• [Instruction]
Retype the material below. Keep every word exactly as it is.

• [Information provided]
════
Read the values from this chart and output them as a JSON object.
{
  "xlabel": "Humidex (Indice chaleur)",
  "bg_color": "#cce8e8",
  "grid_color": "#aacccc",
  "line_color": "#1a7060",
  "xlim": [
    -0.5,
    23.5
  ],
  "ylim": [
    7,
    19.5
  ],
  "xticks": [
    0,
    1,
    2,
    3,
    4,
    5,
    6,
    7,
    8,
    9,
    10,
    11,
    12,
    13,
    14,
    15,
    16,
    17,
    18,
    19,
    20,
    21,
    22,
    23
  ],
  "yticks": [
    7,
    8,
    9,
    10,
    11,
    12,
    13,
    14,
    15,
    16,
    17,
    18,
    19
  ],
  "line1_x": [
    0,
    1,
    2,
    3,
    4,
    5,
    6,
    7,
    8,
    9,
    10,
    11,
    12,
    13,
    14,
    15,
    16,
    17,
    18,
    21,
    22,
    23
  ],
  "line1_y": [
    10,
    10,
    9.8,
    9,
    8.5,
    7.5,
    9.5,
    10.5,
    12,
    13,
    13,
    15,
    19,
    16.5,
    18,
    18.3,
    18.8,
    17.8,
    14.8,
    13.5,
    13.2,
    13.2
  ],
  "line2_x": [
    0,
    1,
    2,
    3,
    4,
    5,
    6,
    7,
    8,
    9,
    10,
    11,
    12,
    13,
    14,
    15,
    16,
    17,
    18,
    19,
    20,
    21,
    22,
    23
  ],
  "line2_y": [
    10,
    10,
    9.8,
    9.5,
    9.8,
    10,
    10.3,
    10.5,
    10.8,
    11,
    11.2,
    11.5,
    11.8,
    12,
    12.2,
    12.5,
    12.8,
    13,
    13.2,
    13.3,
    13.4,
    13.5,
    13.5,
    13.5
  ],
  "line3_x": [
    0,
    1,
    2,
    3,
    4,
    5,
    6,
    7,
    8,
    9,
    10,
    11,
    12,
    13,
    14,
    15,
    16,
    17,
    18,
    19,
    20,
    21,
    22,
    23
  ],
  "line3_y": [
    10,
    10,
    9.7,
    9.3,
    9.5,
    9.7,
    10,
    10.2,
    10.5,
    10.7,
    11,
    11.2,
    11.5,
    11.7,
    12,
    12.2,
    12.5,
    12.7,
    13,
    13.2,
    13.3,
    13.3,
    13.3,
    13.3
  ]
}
════
• [Answer below]
Read the values from this chart and output them as a JSON object.
{
  "xlabel": "Humidex (Indice chaleur)",
  "bg_color": "#cce8e8",
  "grid_color": "#aacccc",
  "line_color": "#1a7060",
  "xlim": [
    -0.5,
    23.5
  ],
  "ylim": [
    7,
    19.5
  ],
  "xticks": [
    0,
    1,
    2,
    3,
    4,
    5,
    6,
    7,
    8,
    9,
    10,
    11,
    12,
    13,
    14,
    15,
    16,
    17,
    18,
    19,
    20,
    21,
    22,
    23
  ],
  "yticks": [
    7,
    8,
    9,
    10,
    11,
    12,
    13,
    14,
    15,
    16,
    17,
    18,
    19
  ],
  "line1_x": [
    0,
    1,
    2,
    3,
    4,
    5,
    6,
    7,
    8,
    9,
    10,
    11,
    12,
    13,
    14,
    15,
    16,
    17,
    18,
    21,
    22,
    23
  ],
  "line1_y": [
    10,
    10,
    9.8,
    9,
    8.5,
    7.5,
    9.5,
    10.5,
    12,
    13,
    13,
    15,
    19,
    16.5,
    18,
    18.3,
    18.8,
    17.8,
    14.8,
    13.5,
    13.2,
    13.2
  ],
  "line2_x": [
    0,
    1,
    2,
    3,
    4,
    5,
    6,
    7,
    8,
    9,
    10,
    11,
    12,
    13,
    14,
    15,
    16,
    17,
    18,
    19,
    20,
    21,
    22,
    23
  ],
  "line2_y": [
    10,
    10,
    9.8,
    9.5,
    9.8,
    10,
    10.3,
    10.5,
    10.8,
    11,
    11.2,
    11.5,
    11.8,
    12,
    12.2,
    12.5,
    12.8,
    13,
    13.2,
    13.3,
    13.4,
    13.5,
    13.5,
    13.5
  ],
  "line3_x": [
    0,
    1,
    2,
    3,
    4,
    5,
    6,
    7,
    8,
    9,
    10,
    11,
    12,
    13,
    14,
    15,
    16,
    17,
    18,
    19,
    20,
    21,
    22,
    23
  ],
  "line3_y": [
    10,
    10,
    9.7,
    9.3,
    9.5,
    9.7,
    10,
    10.2,
    10.5,
    10.7,
    11,
    11.2,
    11.5,
    11.7,
    12,
    12.2,
    12.5,
    12.7,
    13,
    13.2,
    13.3,
    13.3,
    13.3,
    13.3
  ]
}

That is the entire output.